Dataset records

-=-=-=-=-

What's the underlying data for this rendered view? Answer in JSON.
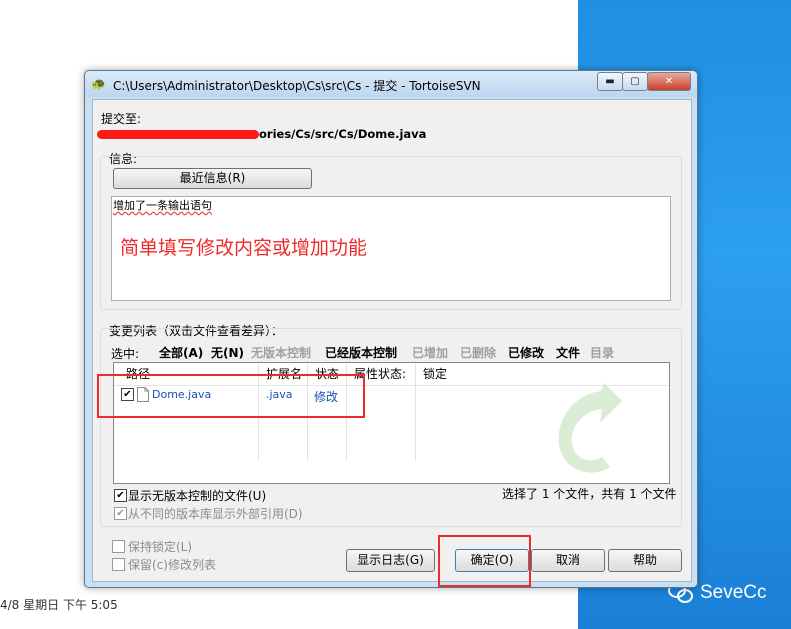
{
  "dialog": {
    "title": "C:\\Users\\Administrator\\Desktop\\Cs\\src\\Cs - 提交 - TortoiseSVN",
    "controls": {
      "minimize": "▬",
      "maximize": "▢",
      "close": "✕"
    }
  },
  "commit_to": {
    "label": "提交至:",
    "url_tail": "ories/Cs/src/Cs/Dome.java"
  },
  "message": {
    "label": "信息:",
    "recent_button": "最近信息(R)",
    "text": "增加了一条输出语句",
    "annotation": "简单填写修改内容或增加功能"
  },
  "changes": {
    "label": "变更列表（双击文件查看差异）：",
    "select_label": "选中:",
    "select_items": [
      {
        "label": "全部(A)",
        "enabled": true
      },
      {
        "label": "无(N)",
        "enabled": true
      },
      {
        "label": "无版本控制",
        "enabled": false
      },
      {
        "label": "已经版本控制",
        "enabled": true
      },
      {
        "label": "已增加",
        "enabled": false
      },
      {
        "label": "已删除",
        "enabled": false
      },
      {
        "label": "已修改",
        "enabled": true
      },
      {
        "label": "文件",
        "enabled": true
      },
      {
        "label": "目录",
        "enabled": false
      }
    ],
    "columns": [
      "路径",
      "扩展名",
      "状态",
      "属性状态:",
      "锁定"
    ],
    "rows": [
      {
        "checked": true,
        "path": "Dome.java",
        "ext": ".java",
        "status": "修改"
      }
    ],
    "show_unversioned": {
      "label": "显示无版本控制的文件(U)",
      "checked": true
    },
    "show_externals": {
      "label": "从不同的版本库显示外部引用(D)",
      "checked": true
    },
    "summary": "选择了 1 个文件，共有 1 个文件"
  },
  "options": {
    "keep_locks": "保持锁定(L)",
    "keep_changelists": "保留(c)修改列表"
  },
  "buttons": {
    "show_log": "显示日志(G)",
    "ok": "确定(O)",
    "cancel": "取消",
    "help": "帮助"
  },
  "taskbar": {
    "datetime": "4/8 星期日 下午 5:05"
  },
  "watermark": {
    "text": "SeveCc"
  },
  "colors": {
    "annotation_red": "#f02a2a",
    "link_blue": "#1a4fb0",
    "desktop_blue": "#2d9ff0"
  }
}
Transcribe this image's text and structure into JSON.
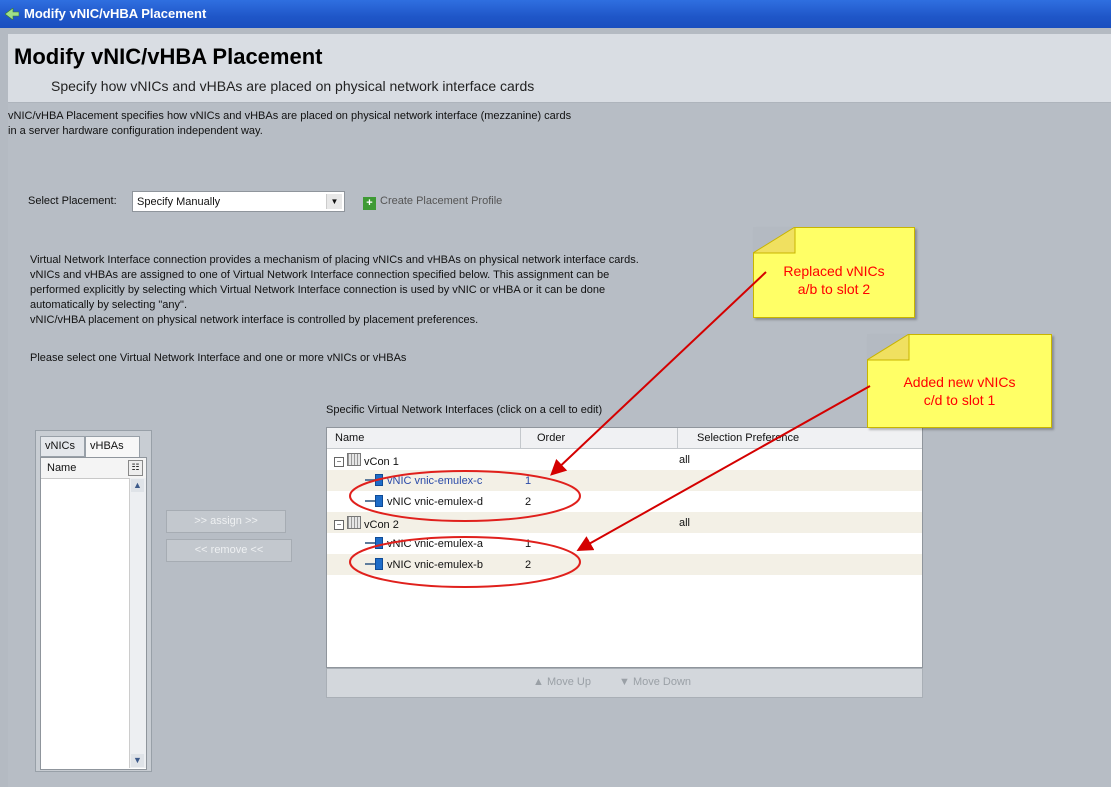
{
  "window": {
    "title": "Modify vNIC/vHBA Placement"
  },
  "header": {
    "title": "Modify vNIC/vHBA Placement",
    "subtitle": "Specify how vNICs and vHBAs are placed on physical network interface cards"
  },
  "description": {
    "line1": "vNIC/vHBA Placement specifies how vNICs and vHBAs are placed on physical network interface (mezzanine) cards",
    "line2": "in a server hardware configuration independent way."
  },
  "placement": {
    "label": "Select Placement:",
    "value": "Specify Manually",
    "create_label": "Create Placement Profile"
  },
  "vni_text": {
    "line1": "Virtual Network Interface connection provides a mechanism of placing vNICs and vHBAs on physical network interface cards.",
    "line2": "vNICs and vHBAs are assigned to one of Virtual Network Interface connection specified below. This assignment can be",
    "line3": "performed explicitly by selecting which Virtual Network Interface connection is used by vNIC or vHBA or it can be done",
    "line4": "automatically by selecting \"any\".",
    "line5": "vNIC/vHBA placement on physical network interface is controlled by placement preferences."
  },
  "please_text": "Please select one Virtual Network Interface and one or more vNICs or vHBAs",
  "left_panel": {
    "tabs": [
      "vNICs",
      "vHBAs"
    ],
    "column": "Name"
  },
  "buttons": {
    "assign": ">> assign >>",
    "remove": "<< remove <<"
  },
  "grid": {
    "title": "Specific Virtual Network Interfaces (click on a cell to edit)",
    "columns": [
      "Name",
      "Order",
      "Selection Preference"
    ],
    "rows": [
      {
        "name": "vCon 1",
        "order": "",
        "pref": "all"
      },
      {
        "name": "vNIC vnic-emulex-c",
        "order": "1",
        "pref": ""
      },
      {
        "name": "vNIC vnic-emulex-d",
        "order": "2",
        "pref": ""
      },
      {
        "name": "vCon 2",
        "order": "",
        "pref": "all"
      },
      {
        "name": "vNIC vnic-emulex-a",
        "order": "1",
        "pref": ""
      },
      {
        "name": "vNIC vnic-emulex-b",
        "order": "2",
        "pref": ""
      }
    ],
    "move_up": "Move Up",
    "move_down": "Move Down"
  },
  "notes": [
    {
      "line1": "Replaced vNICs",
      "line2": "a/b to slot 2"
    },
    {
      "line1": "Added new vNICs",
      "line2": "c/d to slot 1"
    }
  ],
  "colors": {
    "annotation": "#ff0000",
    "note_bg": "#ffff66",
    "title_bar": "#1f56c8"
  }
}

-=-=-=-=-

From the records given above, reproduce all text exactly and exclude each picture.

What's the underlying data for this rendered view? Answer in JSON.
{
  "dialog": {
    "title": "C:\\Users\\Administrator\\Desktop\\Cs\\src\\Cs - 提交 - TortoiseSVN",
    "controls": {
      "minimize": "▬",
      "maximize": "▢",
      "close": "✕"
    }
  },
  "commit_to": {
    "label": "提交至:",
    "url_tail": "ories/Cs/src/Cs/Dome.java"
  },
  "message": {
    "label": "信息:",
    "recent_button": "最近信息(R)",
    "text": "增加了一条输出语句",
    "annotation": "简单填写修改内容或增加功能"
  },
  "changes": {
    "label": "变更列表（双击文件查看差异）：",
    "select_label": "选中:",
    "select_items": [
      {
        "label": "全部(A)",
        "enabled": true
      },
      {
        "label": "无(N)",
        "enabled": true
      },
      {
        "label": "无版本控制",
        "enabled": false
      },
      {
        "label": "已经版本控制",
        "enabled": true
      },
      {
        "label": "已增加",
        "enabled": false
      },
      {
        "label": "已删除",
        "enabled": false
      },
      {
        "label": "已修改",
        "enabled": true
      },
      {
        "label": "文件",
        "enabled": true
      },
      {
        "label": "目录",
        "enabled": false
      }
    ],
    "columns": [
      "路径",
      "扩展名",
      "状态",
      "属性状态:",
      "锁定"
    ],
    "rows": [
      {
        "checked": true,
        "path": "Dome.java",
        "ext": ".java",
        "status": "修改"
      }
    ],
    "show_unversioned": {
      "label": "显示无版本控制的文件(U)",
      "checked": true
    },
    "show_externals": {
      "label": "从不同的版本库显示外部引用(D)",
      "checked": true
    },
    "summary": "选择了 1 个文件，共有 1 个文件"
  },
  "options": {
    "keep_locks": "保持锁定(L)",
    "keep_changelists": "保留(c)修改列表"
  },
  "buttons": {
    "show_log": "显示日志(G)",
    "ok": "确定(O)",
    "cancel": "取消",
    "help": "帮助"
  },
  "taskbar": {
    "datetime": "4/8 星期日 下午 5:05"
  },
  "watermark": {
    "text": "SeveCc"
  },
  "colors": {
    "annotation_red": "#f02a2a",
    "link_blue": "#1a4fb0",
    "desktop_blue": "#2d9ff0"
  }
}
Transcribe this image's text and structure into JSON.
{
  "window": {
    "title": "Modify vNIC/vHBA Placement"
  },
  "header": {
    "title": "Modify vNIC/vHBA Placement",
    "subtitle": "Specify how vNICs and vHBAs are placed on physical network interface cards"
  },
  "description": {
    "line1": "vNIC/vHBA Placement specifies how vNICs and vHBAs are placed on physical network interface (mezzanine) cards",
    "line2": "in a server hardware configuration independent way."
  },
  "placement": {
    "label": "Select Placement:",
    "value": "Specify Manually",
    "create_label": "Create Placement Profile"
  },
  "vni_text": {
    "line1": "Virtual Network Interface connection provides a mechanism of placing vNICs and vHBAs on physical network interface cards.",
    "line2": "vNICs and vHBAs are assigned to one of Virtual Network Interface connection specified below. This assignment can be",
    "line3": "performed explicitly by selecting which Virtual Network Interface connection is used by vNIC or vHBA or it can be done",
    "line4": "automatically by selecting \"any\".",
    "line5": "vNIC/vHBA placement on physical network interface is controlled by placement preferences."
  },
  "please_text": "Please select one Virtual Network Interface and one or more vNICs or vHBAs",
  "left_panel": {
    "tabs": [
      "vNICs",
      "vHBAs"
    ],
    "column": "Name"
  },
  "buttons": {
    "assign": ">> assign >>",
    "remove": "<< remove <<"
  },
  "grid": {
    "title": "Specific Virtual Network Interfaces (click on a cell to edit)",
    "columns": [
      "Name",
      "Order",
      "Selection Preference"
    ],
    "rows": [
      {
        "name": "vCon 1",
        "order": "",
        "pref": "all"
      },
      {
        "name": "vNIC vnic-emulex-c",
        "order": "1",
        "pref": ""
      },
      {
        "name": "vNIC vnic-emulex-d",
        "order": "2",
        "pref": ""
      },
      {
        "name": "vCon 2",
        "order": "",
        "pref": "all"
      },
      {
        "name": "vNIC vnic-emulex-a",
        "order": "1",
        "pref": ""
      },
      {
        "name": "vNIC vnic-emulex-b",
        "order": "2",
        "pref": ""
      }
    ],
    "move_up": "Move Up",
    "move_down": "Move Down"
  },
  "notes": [
    {
      "line1": "Replaced vNICs",
      "line2": "a/b to slot 2"
    },
    {
      "line1": "Added new vNICs",
      "line2": "c/d to slot 1"
    }
  ],
  "colors": {
    "annotation": "#ff0000",
    "note_bg": "#ffff66",
    "title_bar": "#1f56c8"
  }
}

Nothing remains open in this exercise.